**Given problem**
Each entry here needs to be set down again exactly, please; pictures are left out.

[Records from a data source]
>>>>>

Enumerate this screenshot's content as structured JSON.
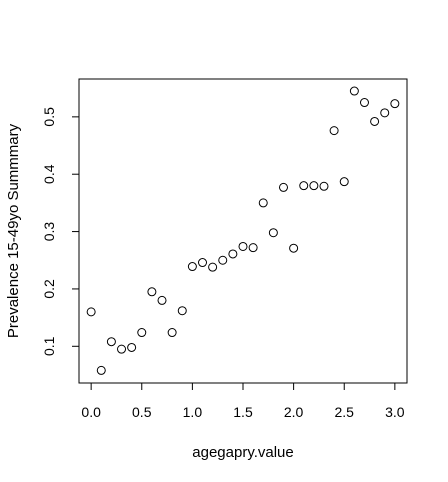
{
  "chart_data": {
    "type": "scatter",
    "title": "",
    "xlabel": "agegapry.value",
    "ylabel": "Prevalence 15-49yo Summmary",
    "xlim": [
      -0.12,
      3.12
    ],
    "ylim": [
      0.036,
      0.566
    ],
    "xticks": [
      0.0,
      0.5,
      1.0,
      1.5,
      2.0,
      2.5,
      3.0
    ],
    "xtick_labels": [
      "0.0",
      "0.5",
      "1.0",
      "1.5",
      "2.0",
      "2.5",
      "3.0"
    ],
    "yticks": [
      0.1,
      0.2,
      0.3,
      0.4,
      0.5
    ],
    "ytick_labels": [
      "0.1",
      "0.2",
      "0.3",
      "0.4",
      "0.5"
    ],
    "grid": false,
    "legend": "none",
    "marker": "open-circle",
    "colors": {
      "marker_stroke": "#000000",
      "axis": "#000000",
      "background": "#ffffff"
    },
    "points": [
      {
        "x": 0.0,
        "y": 0.16
      },
      {
        "x": 0.1,
        "y": 0.058
      },
      {
        "x": 0.2,
        "y": 0.108
      },
      {
        "x": 0.3,
        "y": 0.095
      },
      {
        "x": 0.4,
        "y": 0.098
      },
      {
        "x": 0.5,
        "y": 0.124
      },
      {
        "x": 0.6,
        "y": 0.195
      },
      {
        "x": 0.7,
        "y": 0.18
      },
      {
        "x": 0.8,
        "y": 0.124
      },
      {
        "x": 0.9,
        "y": 0.162
      },
      {
        "x": 1.0,
        "y": 0.239
      },
      {
        "x": 1.1,
        "y": 0.246
      },
      {
        "x": 1.2,
        "y": 0.238
      },
      {
        "x": 1.3,
        "y": 0.25
      },
      {
        "x": 1.4,
        "y": 0.261
      },
      {
        "x": 1.5,
        "y": 0.274
      },
      {
        "x": 1.6,
        "y": 0.272
      },
      {
        "x": 1.7,
        "y": 0.35
      },
      {
        "x": 1.8,
        "y": 0.298
      },
      {
        "x": 1.9,
        "y": 0.377
      },
      {
        "x": 2.0,
        "y": 0.271
      },
      {
        "x": 2.1,
        "y": 0.38
      },
      {
        "x": 2.2,
        "y": 0.38
      },
      {
        "x": 2.3,
        "y": 0.379
      },
      {
        "x": 2.4,
        "y": 0.476
      },
      {
        "x": 2.5,
        "y": 0.387
      },
      {
        "x": 2.6,
        "y": 0.545
      },
      {
        "x": 2.7,
        "y": 0.525
      },
      {
        "x": 2.8,
        "y": 0.492
      },
      {
        "x": 2.9,
        "y": 0.507
      },
      {
        "x": 3.0,
        "y": 0.523
      }
    ]
  }
}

<<<<<

**Exercise answer**
Enumerate this screenshot's content as structured JSON.
{
  "chart_data": {
    "type": "scatter",
    "title": "",
    "xlabel": "agegapry.value",
    "ylabel": "Prevalence 15-49yo Summmary",
    "xlim": [
      -0.12,
      3.12
    ],
    "ylim": [
      0.036,
      0.566
    ],
    "xticks": [
      0.0,
      0.5,
      1.0,
      1.5,
      2.0,
      2.5,
      3.0
    ],
    "xtick_labels": [
      "0.0",
      "0.5",
      "1.0",
      "1.5",
      "2.0",
      "2.5",
      "3.0"
    ],
    "yticks": [
      0.1,
      0.2,
      0.3,
      0.4,
      0.5
    ],
    "ytick_labels": [
      "0.1",
      "0.2",
      "0.3",
      "0.4",
      "0.5"
    ],
    "grid": false,
    "legend": "none",
    "marker": "open-circle",
    "colors": {
      "marker_stroke": "#000000",
      "axis": "#000000",
      "background": "#ffffff"
    },
    "points": [
      {
        "x": 0.0,
        "y": 0.16
      },
      {
        "x": 0.1,
        "y": 0.058
      },
      {
        "x": 0.2,
        "y": 0.108
      },
      {
        "x": 0.3,
        "y": 0.095
      },
      {
        "x": 0.4,
        "y": 0.098
      },
      {
        "x": 0.5,
        "y": 0.124
      },
      {
        "x": 0.6,
        "y": 0.195
      },
      {
        "x": 0.7,
        "y": 0.18
      },
      {
        "x": 0.8,
        "y": 0.124
      },
      {
        "x": 0.9,
        "y": 0.162
      },
      {
        "x": 1.0,
        "y": 0.239
      },
      {
        "x": 1.1,
        "y": 0.246
      },
      {
        "x": 1.2,
        "y": 0.238
      },
      {
        "x": 1.3,
        "y": 0.25
      },
      {
        "x": 1.4,
        "y": 0.261
      },
      {
        "x": 1.5,
        "y": 0.274
      },
      {
        "x": 1.6,
        "y": 0.272
      },
      {
        "x": 1.7,
        "y": 0.35
      },
      {
        "x": 1.8,
        "y": 0.298
      },
      {
        "x": 1.9,
        "y": 0.377
      },
      {
        "x": 2.0,
        "y": 0.271
      },
      {
        "x": 2.1,
        "y": 0.38
      },
      {
        "x": 2.2,
        "y": 0.38
      },
      {
        "x": 2.3,
        "y": 0.379
      },
      {
        "x": 2.4,
        "y": 0.476
      },
      {
        "x": 2.5,
        "y": 0.387
      },
      {
        "x": 2.6,
        "y": 0.545
      },
      {
        "x": 2.7,
        "y": 0.525
      },
      {
        "x": 2.8,
        "y": 0.492
      },
      {
        "x": 2.9,
        "y": 0.507
      },
      {
        "x": 3.0,
        "y": 0.523
      }
    ]
  }
}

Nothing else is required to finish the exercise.